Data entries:
*-*-*

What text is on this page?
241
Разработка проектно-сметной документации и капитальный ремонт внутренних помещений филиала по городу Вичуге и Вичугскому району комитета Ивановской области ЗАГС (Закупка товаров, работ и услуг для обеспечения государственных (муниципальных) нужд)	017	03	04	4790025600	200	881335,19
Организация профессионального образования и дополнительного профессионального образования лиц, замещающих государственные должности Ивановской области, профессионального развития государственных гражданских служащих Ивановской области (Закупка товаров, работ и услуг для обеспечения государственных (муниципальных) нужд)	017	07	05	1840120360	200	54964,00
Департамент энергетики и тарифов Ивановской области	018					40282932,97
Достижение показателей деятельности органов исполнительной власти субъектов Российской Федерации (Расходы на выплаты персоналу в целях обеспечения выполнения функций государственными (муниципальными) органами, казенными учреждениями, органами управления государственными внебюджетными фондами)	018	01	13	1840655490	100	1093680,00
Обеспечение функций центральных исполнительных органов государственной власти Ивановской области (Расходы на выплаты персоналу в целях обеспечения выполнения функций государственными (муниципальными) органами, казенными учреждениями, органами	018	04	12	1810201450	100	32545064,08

*-*-*

- _Prompt_: Pull out all lines from the entries above in which the word "власти" appears.

- _Problem solution_:
Достижение показателей деятельности органов исполнительной власти субъектов Российской Федерации (Расходы на выплаты персоналу в целях обеспечения выполнения функций государственными (муниципальными) органами, казенными учреждениями, органами управления государственными внебюджетными фондами)	018	01	13	1840655490	100	1093680,00
Обеспечение функций центральных исполнительных органов государственной власти Ивановской области (Расходы на выплаты персоналу в целях обеспечения выполнения функций государственными (муниципальными) органами, казенными учреждениями, органами	018	04	12	1810201450	100	32545064,08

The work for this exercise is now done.